> [TASK INSTRUCTIONS] Your task is to retype each line of the data below exactly.

::: RECORDS SUPPLIED :::

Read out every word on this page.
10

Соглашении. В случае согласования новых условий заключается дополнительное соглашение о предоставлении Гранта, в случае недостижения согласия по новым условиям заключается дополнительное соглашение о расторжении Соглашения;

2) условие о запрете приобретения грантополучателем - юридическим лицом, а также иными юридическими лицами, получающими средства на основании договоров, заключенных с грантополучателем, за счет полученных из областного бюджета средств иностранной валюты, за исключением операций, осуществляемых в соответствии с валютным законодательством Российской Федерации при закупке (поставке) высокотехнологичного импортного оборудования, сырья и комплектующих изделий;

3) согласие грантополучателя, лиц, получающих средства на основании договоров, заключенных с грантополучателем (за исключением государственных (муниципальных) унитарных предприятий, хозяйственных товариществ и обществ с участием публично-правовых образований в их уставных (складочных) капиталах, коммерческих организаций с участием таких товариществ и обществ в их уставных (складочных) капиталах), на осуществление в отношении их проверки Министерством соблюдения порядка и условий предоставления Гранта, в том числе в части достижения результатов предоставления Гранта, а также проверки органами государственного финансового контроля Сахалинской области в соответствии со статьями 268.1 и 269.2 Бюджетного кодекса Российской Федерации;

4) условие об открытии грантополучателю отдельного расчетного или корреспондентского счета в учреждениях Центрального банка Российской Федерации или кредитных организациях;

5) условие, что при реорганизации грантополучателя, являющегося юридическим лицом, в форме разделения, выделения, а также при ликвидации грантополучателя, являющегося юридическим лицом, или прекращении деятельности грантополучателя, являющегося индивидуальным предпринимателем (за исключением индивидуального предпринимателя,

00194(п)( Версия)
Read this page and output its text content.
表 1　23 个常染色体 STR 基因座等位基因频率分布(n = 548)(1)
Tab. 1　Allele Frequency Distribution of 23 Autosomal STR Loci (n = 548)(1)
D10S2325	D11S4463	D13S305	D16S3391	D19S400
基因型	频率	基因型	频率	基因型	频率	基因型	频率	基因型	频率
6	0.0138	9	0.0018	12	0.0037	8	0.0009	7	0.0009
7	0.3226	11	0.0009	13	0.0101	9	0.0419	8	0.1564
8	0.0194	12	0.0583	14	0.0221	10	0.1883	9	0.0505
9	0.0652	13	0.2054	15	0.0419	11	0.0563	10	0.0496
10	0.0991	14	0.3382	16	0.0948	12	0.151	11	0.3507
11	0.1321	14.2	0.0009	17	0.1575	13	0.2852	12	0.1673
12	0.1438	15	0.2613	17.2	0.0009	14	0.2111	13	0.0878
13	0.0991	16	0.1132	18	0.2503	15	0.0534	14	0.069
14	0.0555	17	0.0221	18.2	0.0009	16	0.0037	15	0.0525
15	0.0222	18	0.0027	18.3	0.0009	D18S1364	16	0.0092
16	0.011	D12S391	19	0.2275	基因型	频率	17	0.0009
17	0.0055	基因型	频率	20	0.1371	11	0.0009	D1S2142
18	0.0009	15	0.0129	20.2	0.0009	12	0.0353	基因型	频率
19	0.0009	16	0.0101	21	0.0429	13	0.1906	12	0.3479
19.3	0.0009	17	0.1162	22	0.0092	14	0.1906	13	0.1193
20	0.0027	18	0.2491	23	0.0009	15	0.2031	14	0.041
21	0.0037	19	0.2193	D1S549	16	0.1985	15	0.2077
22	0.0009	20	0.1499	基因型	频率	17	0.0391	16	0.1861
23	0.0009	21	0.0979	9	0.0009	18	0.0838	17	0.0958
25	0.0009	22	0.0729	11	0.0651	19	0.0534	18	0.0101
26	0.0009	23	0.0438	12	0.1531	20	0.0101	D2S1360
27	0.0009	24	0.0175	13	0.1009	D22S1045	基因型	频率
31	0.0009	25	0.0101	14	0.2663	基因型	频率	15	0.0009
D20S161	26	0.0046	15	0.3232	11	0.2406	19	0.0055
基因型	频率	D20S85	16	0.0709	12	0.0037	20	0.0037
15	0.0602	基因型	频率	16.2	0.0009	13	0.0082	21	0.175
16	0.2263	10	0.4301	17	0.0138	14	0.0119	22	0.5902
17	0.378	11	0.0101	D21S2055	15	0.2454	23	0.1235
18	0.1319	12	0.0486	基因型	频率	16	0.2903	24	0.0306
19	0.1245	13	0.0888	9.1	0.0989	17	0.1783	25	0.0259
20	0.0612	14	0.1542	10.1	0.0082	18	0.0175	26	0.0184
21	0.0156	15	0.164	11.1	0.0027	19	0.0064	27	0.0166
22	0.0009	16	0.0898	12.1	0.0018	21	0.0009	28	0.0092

:::

> [ANSWER TO THIS EXERCISE]
Read out every word on this page.
10

Соглашении. В случае согласования новых условий заключается дополнительное соглашение о предоставлении Гранта, в случае недостижения согласия по новым условиям заключается дополнительное соглашение о расторжении Соглашения;

2) условие о запрете приобретения грантополучателем - юридическим лицом, а также иными юридическими лицами, получающими средства на основании договоров, заключенных с грантополучателем, за счет полученных из областного бюджета средств иностранной валюты, за исключением операций, осуществляемых в соответствии с валютным законодательством Российской Федерации при закупке (поставке) высокотехнологичного импортного оборудования, сырья и комплектующих изделий;

3) согласие грантополучателя, лиц, получающих средства на основании договоров, заключенных с грантополучателем (за исключением государственных (муниципальных) унитарных предприятий, хозяйственных товариществ и обществ с участием публично-правовых образований в их уставных (складочных) капиталах, коммерческих организаций с участием таких товариществ и обществ в их уставных (складочных) капиталах), на осуществление в отношении их проверки Министерством соблюдения порядка и условий предоставления Гранта, в том числе в части достижения результатов предоставления Гранта, а также проверки органами государственного финансового контроля Сахалинской области в соответствии со статьями 268.1 и 269.2 Бюджетного кодекса Российской Федерации;

4) условие об открытии грантополучателю отдельного расчетного или корреспондентского счета в учреждениях Центрального банка Российской Федерации или кредитных организациях;

5) условие, что при реорганизации грантополучателя, являющегося юридическим лицом, в форме разделения, выделения, а также при ликвидации грантополучателя, являющегося юридическим лицом, или прекращении деятельности грантополучателя, являющегося индивидуальным предпринимателем (за исключением индивидуального предпринимателя,

00194(п)( Версия)
Read this page and output its text content.
表 1　23 个常染色体 STR 基因座等位基因频率分布(n = 548)(1)
Tab. 1　Allele Frequency Distribution of 23 Autosomal STR Loci (n = 548)(1)
D10S2325	D11S4463	D13S305	D16S3391	D19S400
基因型	频率	基因型	频率	基因型	频率	基因型	频率	基因型	频率
6	0.0138	9	0.0018	12	0.0037	8	0.0009	7	0.0009
7	0.3226	11	0.0009	13	0.0101	9	0.0419	8	0.1564
8	0.0194	12	0.0583	14	0.0221	10	0.1883	9	0.0505
9	0.0652	13	0.2054	15	0.0419	11	0.0563	10	0.0496
10	0.0991	14	0.3382	16	0.0948	12	0.151	11	0.3507
11	0.1321	14.2	0.0009	17	0.1575	13	0.2852	12	0.1673
12	0.1438	15	0.2613	17.2	0.0009	14	0.2111	13	0.0878
13	0.0991	16	0.1132	18	0.2503	15	0.0534	14	0.069
14	0.0555	17	0.0221	18.2	0.0009	16	0.0037	15	0.0525
15	0.0222	18	0.0027	18.3	0.0009	D18S1364	16	0.0092
16	0.011	D12S391	19	0.2275	基因型	频率	17	0.0009
17	0.0055	基因型	频率	20	0.1371	11	0.0009	D1S2142
18	0.0009	15	0.0129	20.2	0.0009	12	0.0353	基因型	频率
19	0.0009	16	0.0101	21	0.0429	13	0.1906	12	0.3479
19.3	0.0009	17	0.1162	22	0.0092	14	0.1906	13	0.1193
20	0.0027	18	0.2491	23	0.0009	15	0.2031	14	0.041
21	0.0037	19	0.2193	D1S549	16	0.1985	15	0.2077
22	0.0009	20	0.1499	基因型	频率	17	0.0391	16	0.1861
23	0.0009	21	0.0979	9	0.0009	18	0.0838	17	0.0958
25	0.0009	22	0.0729	11	0.0651	19	0.0534	18	0.0101
26	0.0009	23	0.0438	12	0.1531	20	0.0101	D2S1360
27	0.0009	24	0.0175	13	0.1009	D22S1045	基因型	频率
31	0.0009	25	0.0101	14	0.2663	基因型	频率	15	0.0009
D20S161	26	0.0046	15	0.3232	11	0.2406	19	0.0055
基因型	频率	D20S85	16	0.0709	12	0.0037	20	0.0037
15	0.0602	基因型	频率	16.2	0.0009	13	0.0082	21	0.175
16	0.2263	10	0.4301	17	0.0138	14	0.0119	22	0.5902
17	0.378	11	0.0101	D21S2055	15	0.2454	23	0.1235
18	0.1319	12	0.0486	基因型	频率	16	0.2903	24	0.0306
19	0.1245	13	0.0888	9.1	0.0989	17	0.1783	25	0.0259
20	0.0612	14	0.1542	10.1	0.0082	18	0.0175	26	0.0184
21	0.0156	15	0.164	11.1	0.0027	19	0.0064	27	0.0166
22	0.0009	16	0.0898	12.1	0.0018	21	0.0009	28	0.0092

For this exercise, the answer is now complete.